Short task: Present the data once more in exactly its original form.

[Collection entries]
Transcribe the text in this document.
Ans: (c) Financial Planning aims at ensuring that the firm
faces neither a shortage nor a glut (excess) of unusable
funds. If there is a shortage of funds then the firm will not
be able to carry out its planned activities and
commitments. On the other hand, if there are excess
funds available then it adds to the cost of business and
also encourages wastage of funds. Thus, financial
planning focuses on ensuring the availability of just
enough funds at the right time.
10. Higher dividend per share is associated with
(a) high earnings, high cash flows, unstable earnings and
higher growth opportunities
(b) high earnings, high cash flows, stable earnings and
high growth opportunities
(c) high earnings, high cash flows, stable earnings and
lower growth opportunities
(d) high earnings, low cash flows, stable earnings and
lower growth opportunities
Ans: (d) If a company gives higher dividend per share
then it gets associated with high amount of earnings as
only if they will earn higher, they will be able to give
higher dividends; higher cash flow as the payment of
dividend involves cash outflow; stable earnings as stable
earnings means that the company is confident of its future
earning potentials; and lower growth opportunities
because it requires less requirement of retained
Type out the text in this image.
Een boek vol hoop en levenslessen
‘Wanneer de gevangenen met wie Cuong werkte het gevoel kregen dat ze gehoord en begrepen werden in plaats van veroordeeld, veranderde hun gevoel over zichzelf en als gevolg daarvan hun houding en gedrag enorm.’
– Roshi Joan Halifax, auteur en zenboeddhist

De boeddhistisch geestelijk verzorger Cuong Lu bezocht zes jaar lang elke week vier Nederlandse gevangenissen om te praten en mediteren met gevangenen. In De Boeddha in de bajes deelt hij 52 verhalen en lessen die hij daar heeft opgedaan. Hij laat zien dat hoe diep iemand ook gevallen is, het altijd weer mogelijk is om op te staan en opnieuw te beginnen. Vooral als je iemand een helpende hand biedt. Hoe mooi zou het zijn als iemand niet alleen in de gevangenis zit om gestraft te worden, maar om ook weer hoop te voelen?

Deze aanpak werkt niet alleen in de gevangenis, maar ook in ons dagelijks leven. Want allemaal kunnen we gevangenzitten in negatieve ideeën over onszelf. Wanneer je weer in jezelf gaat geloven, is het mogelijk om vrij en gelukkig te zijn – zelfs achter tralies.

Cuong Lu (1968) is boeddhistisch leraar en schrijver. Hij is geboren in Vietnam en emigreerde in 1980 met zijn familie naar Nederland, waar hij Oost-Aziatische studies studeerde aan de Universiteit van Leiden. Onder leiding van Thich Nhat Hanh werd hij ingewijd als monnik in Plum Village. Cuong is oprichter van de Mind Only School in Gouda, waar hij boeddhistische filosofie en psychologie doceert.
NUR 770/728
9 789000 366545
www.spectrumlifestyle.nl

Result of this exercise:
Transcribe the text in this document.
Ans: (c) Financial Planning aims at ensuring that the firm
faces neither a shortage nor a glut (excess) of unusable
funds. If there is a shortage of funds then the firm will not
be able to carry out its planned activities and
commitments. On the other hand, if there are excess
funds available then it adds to the cost of business and
also encourages wastage of funds. Thus, financial
planning focuses on ensuring the availability of just
enough funds at the right time.
10. Higher dividend per share is associated with
(a) high earnings, high cash flows, unstable earnings and
higher growth opportunities
(b) high earnings, high cash flows, stable earnings and
high growth opportunities
(c) high earnings, high cash flows, stable earnings and
lower growth opportunities
(d) high earnings, low cash flows, stable earnings and
lower growth opportunities
Ans: (d) If a company gives higher dividend per share
then it gets associated with high amount of earnings as
only if they will earn higher, they will be able to give
higher dividends; higher cash flow as the payment of
dividend involves cash outflow; stable earnings as stable
earnings means that the company is confident of its future
earning potentials; and lower growth opportunities
because it requires less requirement of retained
Type out the text in this image.
Een boek vol hoop en levenslessen
‘Wanneer de gevangenen met wie Cuong werkte het gevoel kregen dat ze gehoord en begrepen werden in plaats van veroordeeld, veranderde hun gevoel over zichzelf en als gevolg daarvan hun houding en gedrag enorm.’
– Roshi Joan Halifax, auteur en zenboeddhist

De boeddhistisch geestelijk verzorger Cuong Lu bezocht zes jaar lang elke week vier Nederlandse gevangenissen om te praten en mediteren met gevangenen. In De Boeddha in de bajes deelt hij 52 verhalen en lessen die hij daar heeft opgedaan. Hij laat zien dat hoe diep iemand ook gevallen is, het altijd weer mogelijk is om op te staan en opnieuw te beginnen. Vooral als je iemand een helpende hand biedt. Hoe mooi zou het zijn als iemand niet alleen in de gevangenis zit om gestraft te worden, maar om ook weer hoop te voelen?

Deze aanpak werkt niet alleen in de gevangenis, maar ook in ons dagelijks leven. Want allemaal kunnen we gevangenzitten in negatieve ideeën over onszelf. Wanneer je weer in jezelf gaat geloven, is het mogelijk om vrij en gelukkig te zijn – zelfs achter tralies.

Cuong Lu (1968) is boeddhistisch leraar en schrijver. Hij is geboren in Vietnam en emigreerde in 1980 met zijn familie naar Nederland, waar hij Oost-Aziatische studies studeerde aan de Universiteit van Leiden. Onder leiding van Thich Nhat Hanh werd hij ingewijd als monnik in Plum Village. Cuong is oprichter van de Mind Only School in Gouda, waar hij boeddhistische filosofie en psychologie doceert.
NUR 770/728
9 789000 366545
www.spectrumlifestyle.nl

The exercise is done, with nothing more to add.